= WORK TO DO =
For the data below, report the number of lines that contain the string "школьников" and nothing else.

= ENTRIES =
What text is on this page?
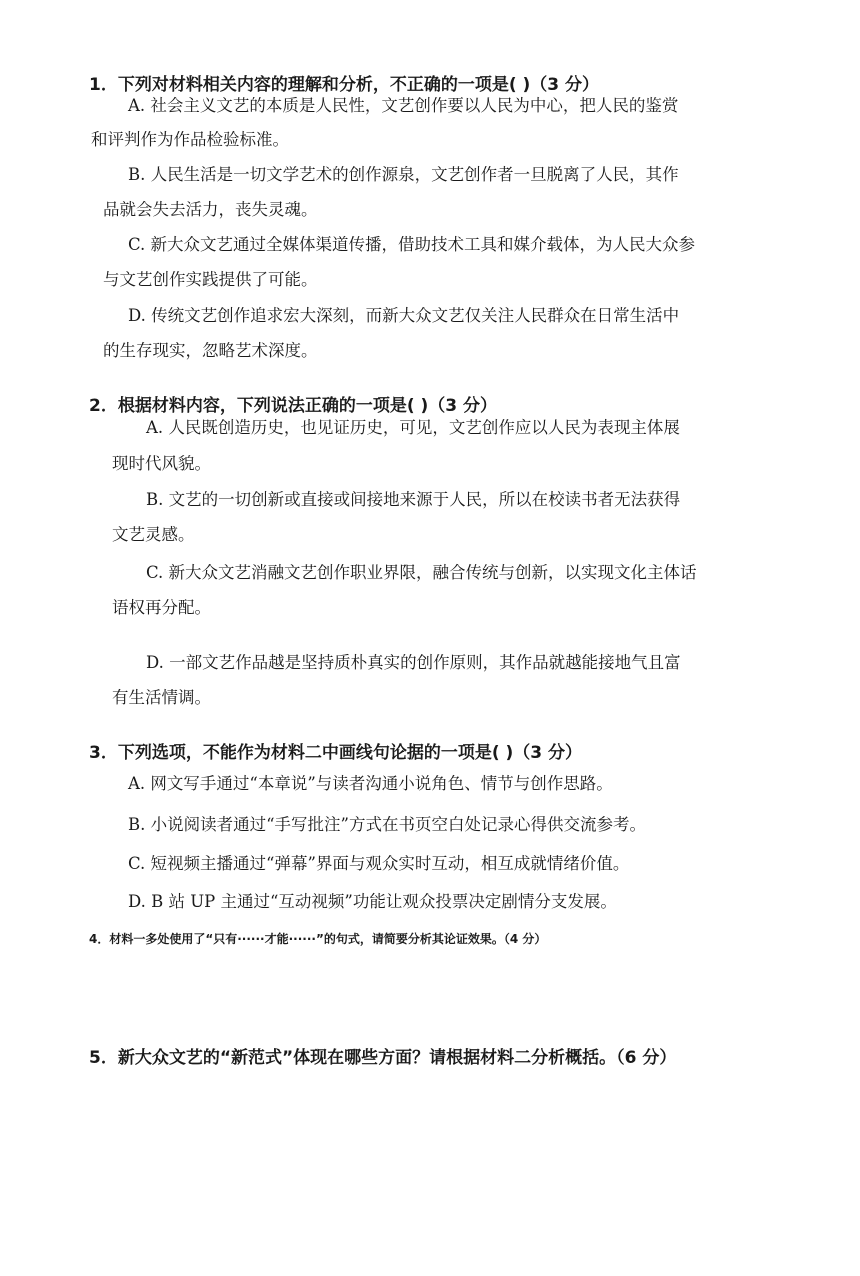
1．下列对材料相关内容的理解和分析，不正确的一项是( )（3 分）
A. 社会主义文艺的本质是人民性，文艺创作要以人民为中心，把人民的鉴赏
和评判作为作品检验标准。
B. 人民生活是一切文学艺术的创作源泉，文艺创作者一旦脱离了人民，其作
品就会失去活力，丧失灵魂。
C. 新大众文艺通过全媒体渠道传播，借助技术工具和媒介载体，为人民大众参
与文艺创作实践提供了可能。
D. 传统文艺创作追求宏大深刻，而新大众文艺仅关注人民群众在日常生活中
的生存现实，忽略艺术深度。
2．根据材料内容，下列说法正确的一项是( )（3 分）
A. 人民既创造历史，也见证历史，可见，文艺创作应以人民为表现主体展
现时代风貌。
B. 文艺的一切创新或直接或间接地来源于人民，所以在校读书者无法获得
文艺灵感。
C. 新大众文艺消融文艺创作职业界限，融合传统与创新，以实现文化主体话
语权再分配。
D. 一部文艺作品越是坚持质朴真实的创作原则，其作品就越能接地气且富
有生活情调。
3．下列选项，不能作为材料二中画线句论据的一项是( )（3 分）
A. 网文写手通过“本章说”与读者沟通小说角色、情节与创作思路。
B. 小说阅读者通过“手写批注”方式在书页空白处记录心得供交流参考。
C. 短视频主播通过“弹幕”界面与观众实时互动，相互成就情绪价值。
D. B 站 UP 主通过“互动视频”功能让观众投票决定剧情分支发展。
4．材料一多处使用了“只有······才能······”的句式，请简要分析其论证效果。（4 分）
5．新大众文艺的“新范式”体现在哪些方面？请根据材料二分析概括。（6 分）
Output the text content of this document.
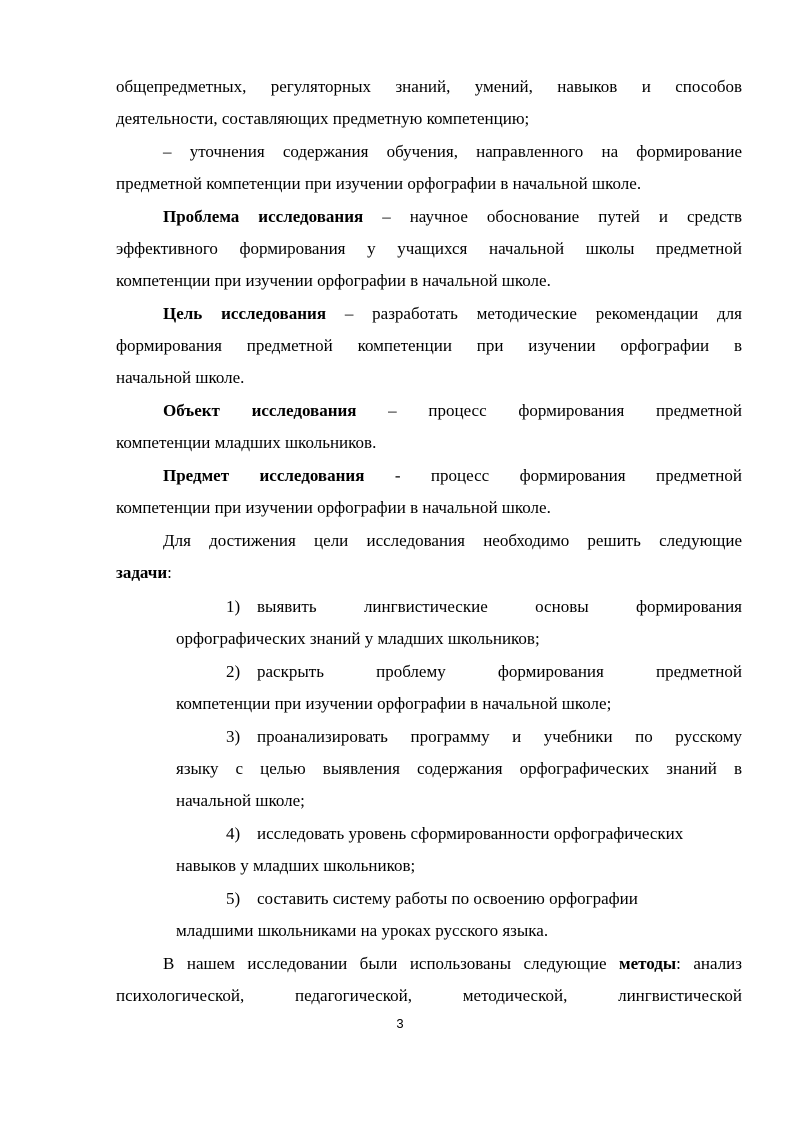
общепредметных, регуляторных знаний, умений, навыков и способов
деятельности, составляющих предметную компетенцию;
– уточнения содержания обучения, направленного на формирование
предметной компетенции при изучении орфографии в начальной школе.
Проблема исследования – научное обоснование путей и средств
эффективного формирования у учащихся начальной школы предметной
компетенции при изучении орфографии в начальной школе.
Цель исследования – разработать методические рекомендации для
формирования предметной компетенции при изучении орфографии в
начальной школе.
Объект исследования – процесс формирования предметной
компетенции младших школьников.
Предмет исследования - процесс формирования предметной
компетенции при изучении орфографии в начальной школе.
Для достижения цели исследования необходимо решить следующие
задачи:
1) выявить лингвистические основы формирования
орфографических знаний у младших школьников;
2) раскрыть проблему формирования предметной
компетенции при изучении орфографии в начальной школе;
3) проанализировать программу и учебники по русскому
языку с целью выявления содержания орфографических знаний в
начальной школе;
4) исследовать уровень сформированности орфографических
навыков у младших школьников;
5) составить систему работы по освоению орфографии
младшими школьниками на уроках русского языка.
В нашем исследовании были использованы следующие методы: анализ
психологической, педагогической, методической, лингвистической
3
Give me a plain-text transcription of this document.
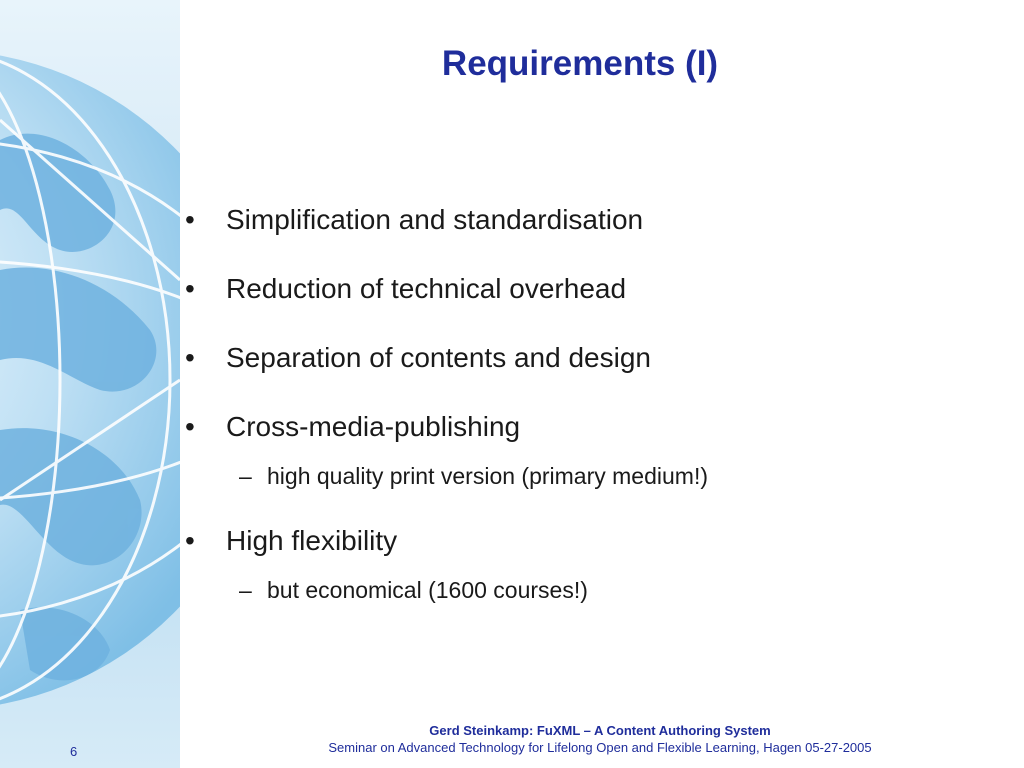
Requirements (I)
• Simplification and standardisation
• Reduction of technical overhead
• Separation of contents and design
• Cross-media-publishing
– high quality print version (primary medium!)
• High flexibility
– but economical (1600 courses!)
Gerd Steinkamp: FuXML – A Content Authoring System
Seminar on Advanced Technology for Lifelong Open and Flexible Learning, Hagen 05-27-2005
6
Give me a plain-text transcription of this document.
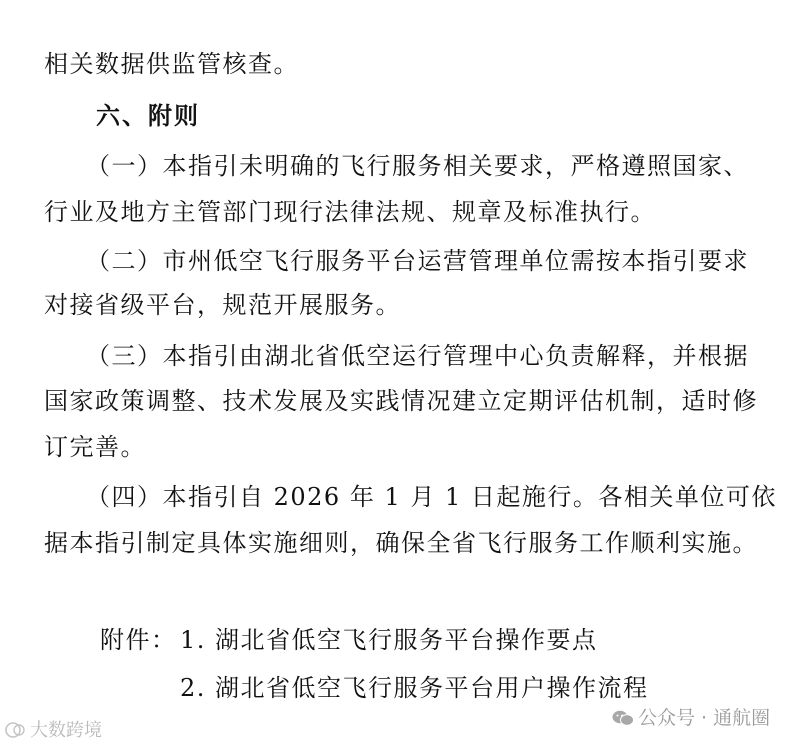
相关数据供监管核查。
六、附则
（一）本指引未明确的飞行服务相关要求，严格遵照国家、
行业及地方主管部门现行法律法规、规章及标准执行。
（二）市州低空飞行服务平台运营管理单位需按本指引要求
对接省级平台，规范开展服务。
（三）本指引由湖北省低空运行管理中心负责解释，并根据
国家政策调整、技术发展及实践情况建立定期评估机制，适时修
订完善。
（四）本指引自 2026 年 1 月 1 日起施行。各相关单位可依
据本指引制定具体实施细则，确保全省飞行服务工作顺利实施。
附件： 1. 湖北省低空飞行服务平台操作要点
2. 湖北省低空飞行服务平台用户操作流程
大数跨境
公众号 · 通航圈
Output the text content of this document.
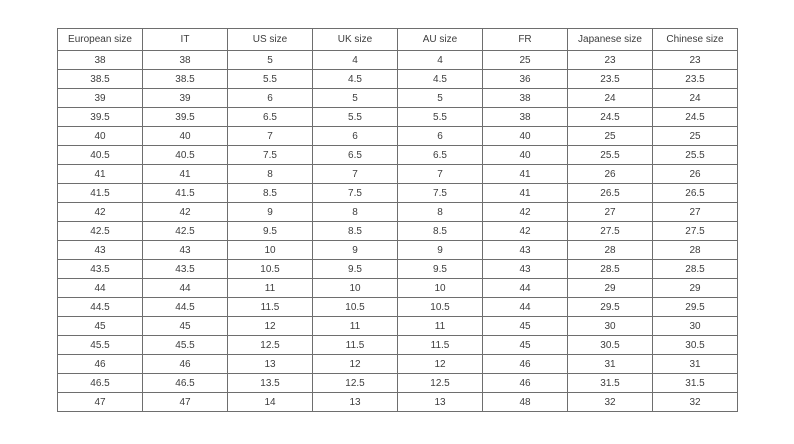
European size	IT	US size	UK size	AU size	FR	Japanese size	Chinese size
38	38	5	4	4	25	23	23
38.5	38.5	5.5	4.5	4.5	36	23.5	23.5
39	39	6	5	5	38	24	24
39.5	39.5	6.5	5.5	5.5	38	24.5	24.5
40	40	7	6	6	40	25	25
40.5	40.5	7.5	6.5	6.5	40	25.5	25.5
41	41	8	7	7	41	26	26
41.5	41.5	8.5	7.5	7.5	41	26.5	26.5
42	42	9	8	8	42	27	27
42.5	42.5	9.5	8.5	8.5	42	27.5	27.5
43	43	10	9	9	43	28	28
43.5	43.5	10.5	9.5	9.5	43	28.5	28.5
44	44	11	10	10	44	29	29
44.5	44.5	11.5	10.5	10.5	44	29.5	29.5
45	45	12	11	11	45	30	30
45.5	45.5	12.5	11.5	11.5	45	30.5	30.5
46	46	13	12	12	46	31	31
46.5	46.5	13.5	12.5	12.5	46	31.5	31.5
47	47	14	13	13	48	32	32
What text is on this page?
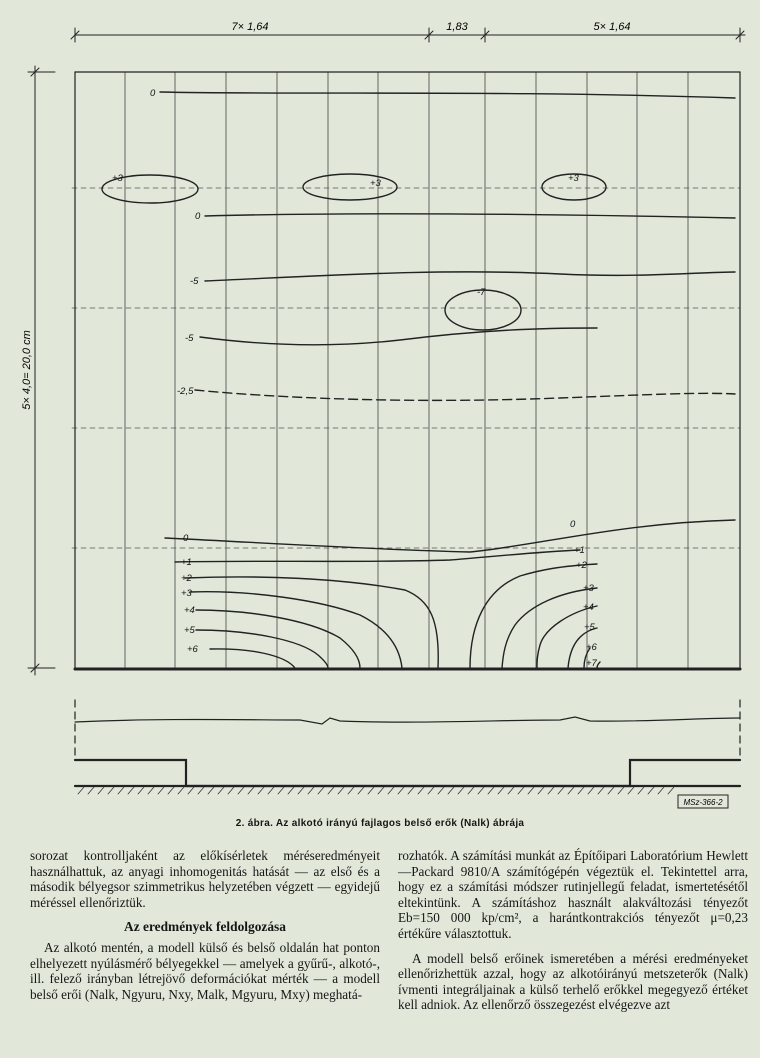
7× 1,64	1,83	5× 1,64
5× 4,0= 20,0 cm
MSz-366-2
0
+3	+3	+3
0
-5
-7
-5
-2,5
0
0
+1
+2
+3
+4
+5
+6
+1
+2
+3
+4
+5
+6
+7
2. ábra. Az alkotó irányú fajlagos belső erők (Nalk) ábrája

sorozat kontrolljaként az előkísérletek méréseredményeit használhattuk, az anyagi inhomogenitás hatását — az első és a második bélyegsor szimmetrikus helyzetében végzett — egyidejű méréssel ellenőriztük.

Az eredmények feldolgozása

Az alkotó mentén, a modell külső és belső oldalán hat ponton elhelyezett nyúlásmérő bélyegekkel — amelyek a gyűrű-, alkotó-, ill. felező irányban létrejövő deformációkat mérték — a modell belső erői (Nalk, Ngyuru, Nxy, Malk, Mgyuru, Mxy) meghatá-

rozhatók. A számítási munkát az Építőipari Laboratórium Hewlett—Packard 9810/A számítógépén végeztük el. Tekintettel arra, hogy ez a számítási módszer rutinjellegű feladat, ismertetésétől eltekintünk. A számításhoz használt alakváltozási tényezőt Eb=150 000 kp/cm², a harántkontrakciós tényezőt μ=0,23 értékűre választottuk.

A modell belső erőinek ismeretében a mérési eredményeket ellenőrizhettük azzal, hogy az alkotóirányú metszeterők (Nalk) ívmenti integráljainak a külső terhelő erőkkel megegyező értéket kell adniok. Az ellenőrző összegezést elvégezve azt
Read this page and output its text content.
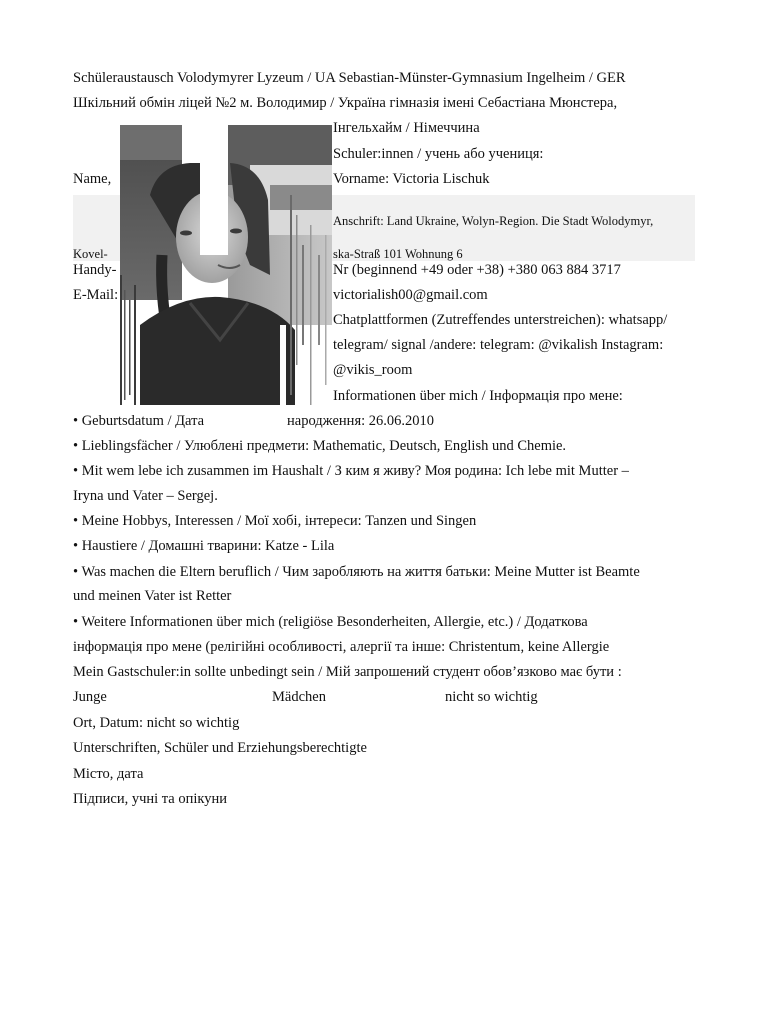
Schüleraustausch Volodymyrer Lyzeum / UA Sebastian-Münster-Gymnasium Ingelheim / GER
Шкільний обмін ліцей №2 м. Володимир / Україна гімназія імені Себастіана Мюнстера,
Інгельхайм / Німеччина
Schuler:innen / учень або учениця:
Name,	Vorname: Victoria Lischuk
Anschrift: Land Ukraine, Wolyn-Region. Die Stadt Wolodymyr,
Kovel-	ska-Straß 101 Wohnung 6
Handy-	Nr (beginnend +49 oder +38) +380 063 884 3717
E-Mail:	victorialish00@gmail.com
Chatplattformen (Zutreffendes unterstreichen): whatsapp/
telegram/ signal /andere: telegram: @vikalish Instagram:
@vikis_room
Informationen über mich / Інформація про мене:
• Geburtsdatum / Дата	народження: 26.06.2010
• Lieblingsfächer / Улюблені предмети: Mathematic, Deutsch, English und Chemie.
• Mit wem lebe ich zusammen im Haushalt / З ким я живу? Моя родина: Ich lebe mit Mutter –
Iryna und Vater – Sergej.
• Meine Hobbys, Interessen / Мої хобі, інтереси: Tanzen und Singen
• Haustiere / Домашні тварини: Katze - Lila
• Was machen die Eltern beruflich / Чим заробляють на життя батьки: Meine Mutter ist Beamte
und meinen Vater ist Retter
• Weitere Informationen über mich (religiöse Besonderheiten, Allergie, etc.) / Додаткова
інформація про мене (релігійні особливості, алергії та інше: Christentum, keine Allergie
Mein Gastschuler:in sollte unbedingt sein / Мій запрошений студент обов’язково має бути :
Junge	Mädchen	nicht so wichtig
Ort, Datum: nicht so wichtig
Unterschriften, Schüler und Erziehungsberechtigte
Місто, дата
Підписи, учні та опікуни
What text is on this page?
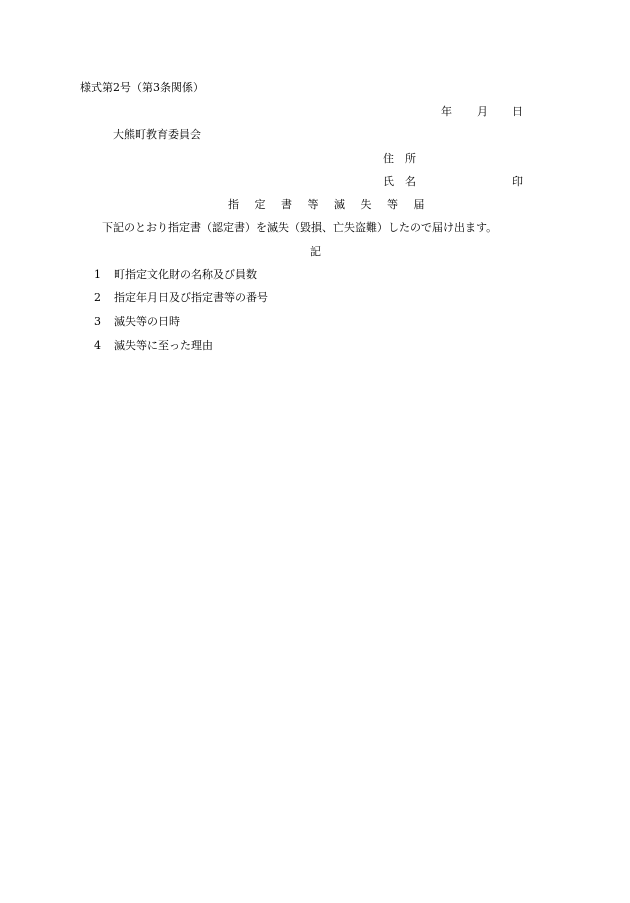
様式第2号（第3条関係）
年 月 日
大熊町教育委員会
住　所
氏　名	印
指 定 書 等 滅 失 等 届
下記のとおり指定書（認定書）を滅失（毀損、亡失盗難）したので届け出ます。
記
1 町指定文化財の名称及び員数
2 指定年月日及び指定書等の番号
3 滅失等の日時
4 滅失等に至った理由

= COMPLETE RESPONSE =
3